» Set problem
Write out each line that follows exactly as it stands, without the pictures.

+ + + + +

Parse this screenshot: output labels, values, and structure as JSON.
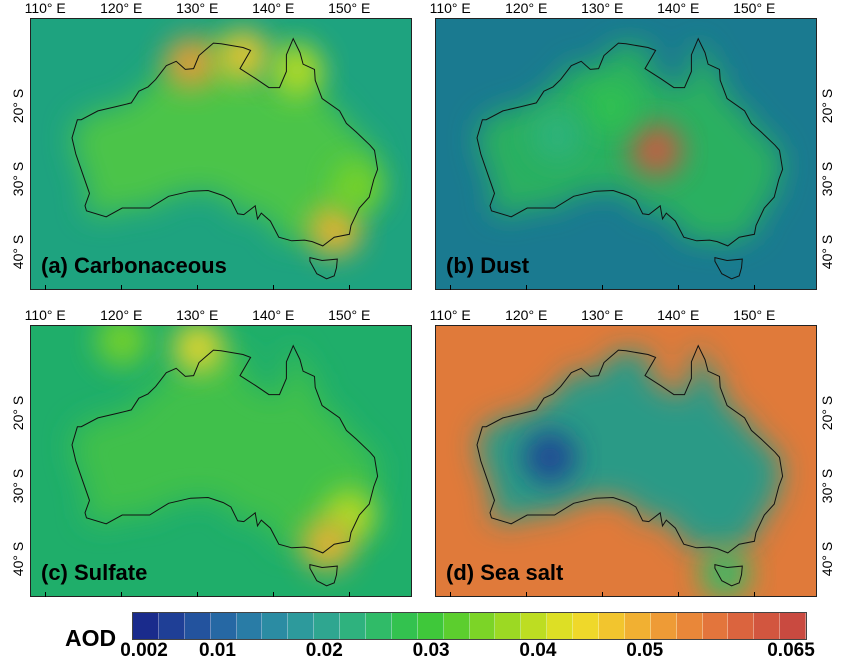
{
  "x_ticks": [
    "110° E",
    "120° E",
    "130° E",
    "140° E",
    "150° E"
  ],
  "y_ticks": [
    "20° S",
    "30° S",
    "40° S"
  ],
  "panels": [
    {
      "label": "(a) Carbonaceous",
      "background": "#1ea37f",
      "land": "#4cc44a",
      "hotspots": [
        {
          "lon": 129,
          "lat": -14,
          "level": 0.052
        },
        {
          "lon": 136,
          "lat": -13,
          "level": 0.048
        },
        {
          "lon": 143,
          "lat": -15,
          "level": 0.04
        },
        {
          "lon": 148,
          "lat": -37,
          "level": 0.05
        },
        {
          "lon": 151,
          "lat": -31,
          "level": 0.035
        }
      ]
    },
    {
      "label": "(b) Dust",
      "background": "#1a7a90",
      "land": "#2bb060",
      "hotspots": [
        {
          "lon": 137,
          "lat": -26,
          "level": 0.062
        },
        {
          "lon": 131,
          "lat": -20,
          "level": 0.028
        },
        {
          "lon": 124,
          "lat": -24,
          "level": 0.022
        }
      ]
    },
    {
      "label": "(c) Sulfate",
      "background": "#1fae6a",
      "land": "#3fc04c",
      "hotspots": [
        {
          "lon": 130,
          "lat": -11,
          "level": 0.045
        },
        {
          "lon": 150,
          "lat": -34,
          "level": 0.04
        },
        {
          "lon": 147,
          "lat": -38,
          "level": 0.05
        },
        {
          "lon": 120,
          "lat": -10,
          "level": 0.035
        }
      ]
    },
    {
      "label": "(d) Sea salt",
      "background": "#e07a3a",
      "land": "#2a9a86",
      "hotspots": [
        {
          "lon": 123,
          "lat": -26,
          "level": 0.006
        },
        {
          "lon": 146,
          "lat": -42,
          "level": 0.025
        }
      ]
    }
  ],
  "colorbar": {
    "title": "AOD",
    "tick_labels": [
      "0.002",
      "0.01",
      "0.02",
      "0.03",
      "0.04",
      "0.05",
      "0.065"
    ],
    "tick_values": [
      0.002,
      0.01,
      0.02,
      0.03,
      0.04,
      0.05,
      0.065
    ],
    "min": 0.002,
    "max": 0.065,
    "colors": [
      "#1a2b8c",
      "#1f3f96",
      "#23539e",
      "#2668a4",
      "#297ca6",
      "#2b8ca3",
      "#2d9a9c",
      "#2fa690",
      "#2fb27e",
      "#30bb68",
      "#33c24f",
      "#3fc83a",
      "#5cce2e",
      "#7cd427",
      "#9cd923",
      "#bddd22",
      "#dddf25",
      "#efd82a",
      "#f2c52e",
      "#f1b032",
      "#ee9b36",
      "#e98739",
      "#e3753c",
      "#db643e",
      "#d2563f",
      "#c94a40"
    ]
  }
}
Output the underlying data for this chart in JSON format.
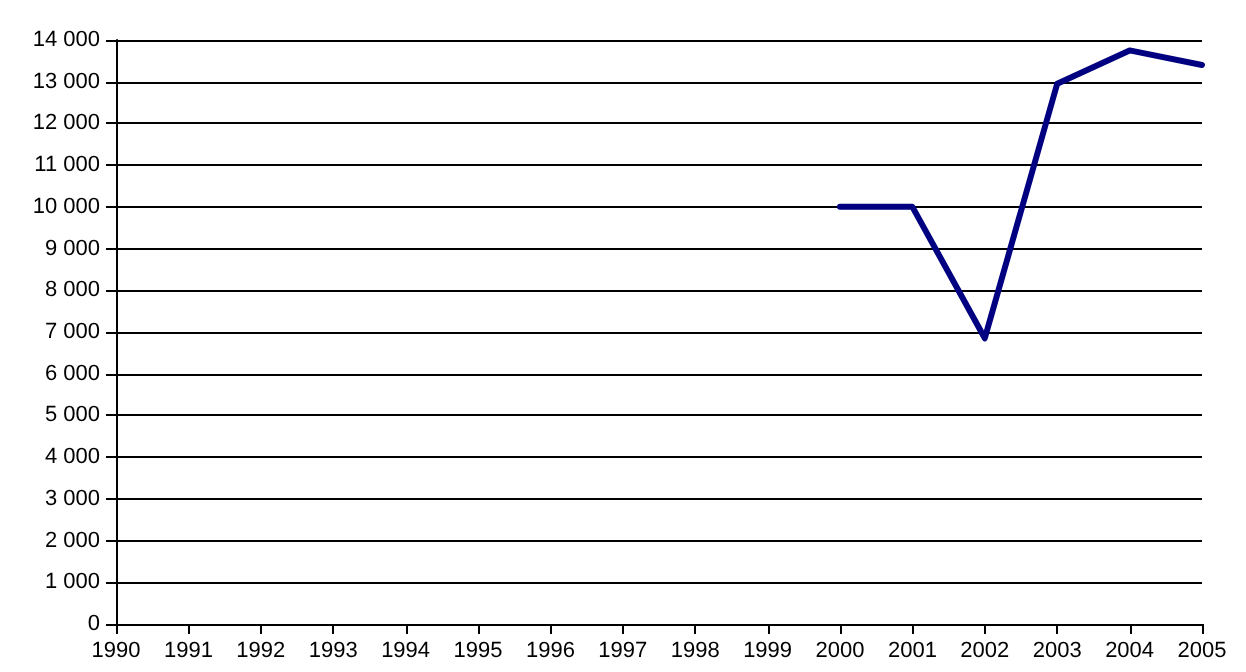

+ + + + +

» Answer to this problem
Parse this screenshot: output labels, values, and structure as JSON.
{
  "x_ticks": [
    "110° E",
    "120° E",
    "130° E",
    "140° E",
    "150° E"
  ],
  "y_ticks": [
    "20° S",
    "30° S",
    "40° S"
  ],
  "panels": [
    {
      "label": "(a) Carbonaceous",
      "background": "#1ea37f",
      "land": "#4cc44a",
      "hotspots": [
        {
          "lon": 129,
          "lat": -14,
          "level": 0.052
        },
        {
          "lon": 136,
          "lat": -13,
          "level": 0.048
        },
        {
          "lon": 143,
          "lat": -15,
          "level": 0.04
        },
        {
          "lon": 148,
          "lat": -37,
          "level": 0.05
        },
        {
          "lon": 151,
          "lat": -31,
          "level": 0.035
        }
      ]
    },
    {
      "label": "(b) Dust",
      "background": "#1a7a90",
      "land": "#2bb060",
      "hotspots": [
        {
          "lon": 137,
          "lat": -26,
          "level": 0.062
        },
        {
          "lon": 131,
          "lat": -20,
          "level": 0.028
        },
        {
          "lon": 124,
          "lat": -24,
          "level": 0.022
        }
      ]
    },
    {
      "label": "(c) Sulfate",
      "background": "#1fae6a",
      "land": "#3fc04c",
      "hotspots": [
        {
          "lon": 130,
          "lat": -11,
          "level": 0.045
        },
        {
          "lon": 150,
          "lat": -34,
          "level": 0.04
        },
        {
          "lon": 147,
          "lat": -38,
          "level": 0.05
        },
        {
          "lon": 120,
          "lat": -10,
          "level": 0.035
        }
      ]
    },
    {
      "label": "(d) Sea salt",
      "background": "#e07a3a",
      "land": "#2a9a86",
      "hotspots": [
        {
          "lon": 123,
          "lat": -26,
          "level": 0.006
        },
        {
          "lon": 146,
          "lat": -42,
          "level": 0.025
        }
      ]
    }
  ],
  "colorbar": {
    "title": "AOD",
    "tick_labels": [
      "0.002",
      "0.01",
      "0.02",
      "0.03",
      "0.04",
      "0.05",
      "0.065"
    ],
    "tick_values": [
      0.002,
      0.01,
      0.02,
      0.03,
      0.04,
      0.05,
      0.065
    ],
    "min": 0.002,
    "max": 0.065,
    "colors": [
      "#1a2b8c",
      "#1f3f96",
      "#23539e",
      "#2668a4",
      "#297ca6",
      "#2b8ca3",
      "#2d9a9c",
      "#2fa690",
      "#2fb27e",
      "#30bb68",
      "#33c24f",
      "#3fc83a",
      "#5cce2e",
      "#7cd427",
      "#9cd923",
      "#bddd22",
      "#dddf25",
      "#efd82a",
      "#f2c52e",
      "#f1b032",
      "#ee9b36",
      "#e98739",
      "#e3753c",
      "#db643e",
      "#d2563f",
      "#c94a40"
    ]
  }
}
Output the underlying data for this chart in JSON format.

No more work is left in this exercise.